Problem requirements
Output all lines exactly, with nothing added or dropped.
===== Extracted records =====
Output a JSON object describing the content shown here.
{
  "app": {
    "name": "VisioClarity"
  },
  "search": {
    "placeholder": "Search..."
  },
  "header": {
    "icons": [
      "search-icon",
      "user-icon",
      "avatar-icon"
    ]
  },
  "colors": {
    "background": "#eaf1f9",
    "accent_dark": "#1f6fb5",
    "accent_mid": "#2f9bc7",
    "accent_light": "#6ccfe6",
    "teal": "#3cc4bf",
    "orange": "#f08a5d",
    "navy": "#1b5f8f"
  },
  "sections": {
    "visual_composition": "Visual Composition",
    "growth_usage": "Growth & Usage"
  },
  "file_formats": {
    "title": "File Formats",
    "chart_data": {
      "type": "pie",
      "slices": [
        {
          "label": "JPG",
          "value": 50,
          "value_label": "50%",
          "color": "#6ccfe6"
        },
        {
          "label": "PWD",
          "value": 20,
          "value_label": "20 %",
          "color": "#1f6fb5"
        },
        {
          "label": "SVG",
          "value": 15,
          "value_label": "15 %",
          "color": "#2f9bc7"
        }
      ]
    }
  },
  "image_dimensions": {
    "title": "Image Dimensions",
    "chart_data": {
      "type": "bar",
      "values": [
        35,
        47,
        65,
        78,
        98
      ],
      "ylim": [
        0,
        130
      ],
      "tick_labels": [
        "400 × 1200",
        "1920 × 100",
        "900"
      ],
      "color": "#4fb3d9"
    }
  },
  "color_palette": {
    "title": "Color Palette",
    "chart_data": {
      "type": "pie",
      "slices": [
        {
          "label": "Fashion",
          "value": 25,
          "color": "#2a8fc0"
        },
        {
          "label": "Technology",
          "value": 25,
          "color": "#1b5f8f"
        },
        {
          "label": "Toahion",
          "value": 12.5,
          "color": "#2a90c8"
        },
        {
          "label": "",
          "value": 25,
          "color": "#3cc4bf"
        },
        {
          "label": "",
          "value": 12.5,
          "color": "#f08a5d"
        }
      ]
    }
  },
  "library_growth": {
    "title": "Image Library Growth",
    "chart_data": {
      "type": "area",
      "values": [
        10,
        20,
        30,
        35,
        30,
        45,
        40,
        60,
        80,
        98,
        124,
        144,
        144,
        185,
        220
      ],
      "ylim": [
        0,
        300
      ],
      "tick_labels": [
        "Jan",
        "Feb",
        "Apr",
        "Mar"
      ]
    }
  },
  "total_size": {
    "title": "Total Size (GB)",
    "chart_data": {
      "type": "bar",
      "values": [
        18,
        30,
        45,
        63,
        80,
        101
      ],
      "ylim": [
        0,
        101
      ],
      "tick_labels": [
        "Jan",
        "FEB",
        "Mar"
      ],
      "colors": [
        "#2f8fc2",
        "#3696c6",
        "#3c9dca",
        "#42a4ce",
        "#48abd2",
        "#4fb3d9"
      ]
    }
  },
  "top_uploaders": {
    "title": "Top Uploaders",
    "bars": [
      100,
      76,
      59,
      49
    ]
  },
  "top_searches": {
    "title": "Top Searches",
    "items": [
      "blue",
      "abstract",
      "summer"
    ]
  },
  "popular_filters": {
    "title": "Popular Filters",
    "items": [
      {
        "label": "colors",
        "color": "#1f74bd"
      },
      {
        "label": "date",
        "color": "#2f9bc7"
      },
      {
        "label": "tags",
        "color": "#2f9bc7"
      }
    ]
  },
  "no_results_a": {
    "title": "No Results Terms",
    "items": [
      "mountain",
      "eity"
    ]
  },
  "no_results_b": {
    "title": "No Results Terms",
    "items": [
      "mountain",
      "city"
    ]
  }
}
=====
Worked answer
Output a JSON object describing the content shown here.
{
  "app": {
    "name": "VisioClarity"
  },
  "search": {
    "placeholder": "Search..."
  },
  "header": {
    "icons": [
      "search-icon",
      "user-icon",
      "avatar-icon"
    ]
  },
  "colors": {
    "background": "#eaf1f9",
    "accent_dark": "#1f6fb5",
    "accent_mid": "#2f9bc7",
    "accent_light": "#6ccfe6",
    "teal": "#3cc4bf",
    "orange": "#f08a5d",
    "navy": "#1b5f8f"
  },
  "sections": {
    "visual_composition": "Visual Composition",
    "growth_usage": "Growth & Usage"
  },
  "file_formats": {
    "title": "File Formats",
    "chart_data": {
      "type": "pie",
      "slices": [
        {
          "label": "JPG",
          "value": 50,
          "value_label": "50%",
          "color": "#6ccfe6"
        },
        {
          "label": "PWD",
          "value": 20,
          "value_label": "20 %",
          "color": "#1f6fb5"
        },
        {
          "label": "SVG",
          "value": 15,
          "value_label": "15 %",
          "color": "#2f9bc7"
        }
      ]
    }
  },
  "image_dimensions": {
    "title": "Image Dimensions",
    "chart_data": {
      "type": "bar",
      "values": [
        35,
        47,
        65,
        78,
        98
      ],
      "ylim": [
        0,
        130
      ],
      "tick_labels": [
        "400 × 1200",
        "1920 × 100",
        "900"
      ],
      "color": "#4fb3d9"
    }
  },
  "color_palette": {
    "title": "Color Palette",
    "chart_data": {
      "type": "pie",
      "slices": [
        {
          "label": "Fashion",
          "value": 25,
          "color": "#2a8fc0"
        },
        {
          "label": "Technology",
          "value": 25,
          "color": "#1b5f8f"
        },
        {
          "label": "Toahion",
          "value": 12.5,
          "color": "#2a90c8"
        },
        {
          "label": "",
          "value": 25,
          "color": "#3cc4bf"
        },
        {
          "label": "",
          "value": 12.5,
          "color": "#f08a5d"
        }
      ]
    }
  },
  "library_growth": {
    "title": "Image Library Growth",
    "chart_data": {
      "type": "area",
      "values": [
        10,
        20,
        30,
        35,
        30,
        45,
        40,
        60,
        80,
        98,
        124,
        144,
        144,
        185,
        220
      ],
      "ylim": [
        0,
        300
      ],
      "tick_labels": [
        "Jan",
        "Feb",
        "Apr",
        "Mar"
      ]
    }
  },
  "total_size": {
    "title": "Total Size (GB)",
    "chart_data": {
      "type": "bar",
      "values": [
        18,
        30,
        45,
        63,
        80,
        101
      ],
      "ylim": [
        0,
        101
      ],
      "tick_labels": [
        "Jan",
        "FEB",
        "Mar"
      ],
      "colors": [
        "#2f8fc2",
        "#3696c6",
        "#3c9dca",
        "#42a4ce",
        "#48abd2",
        "#4fb3d9"
      ]
    }
  },
  "top_uploaders": {
    "title": "Top Uploaders",
    "bars": [
      100,
      76,
      59,
      49
    ]
  },
  "top_searches": {
    "title": "Top Searches",
    "items": [
      "blue",
      "abstract",
      "summer"
    ]
  },
  "popular_filters": {
    "title": "Popular Filters",
    "items": [
      {
        "label": "colors",
        "color": "#1f74bd"
      },
      {
        "label": "date",
        "color": "#2f9bc7"
      },
      {
        "label": "tags",
        "color": "#2f9bc7"
      }
    ]
  },
  "no_results_a": {
    "title": "No Results Terms",
    "items": [
      "mountain",
      "eity"
    ]
  },
  "no_results_b": {
    "title": "No Results Terms",
    "items": [
      "mountain",
      "city"
    ]
  }
}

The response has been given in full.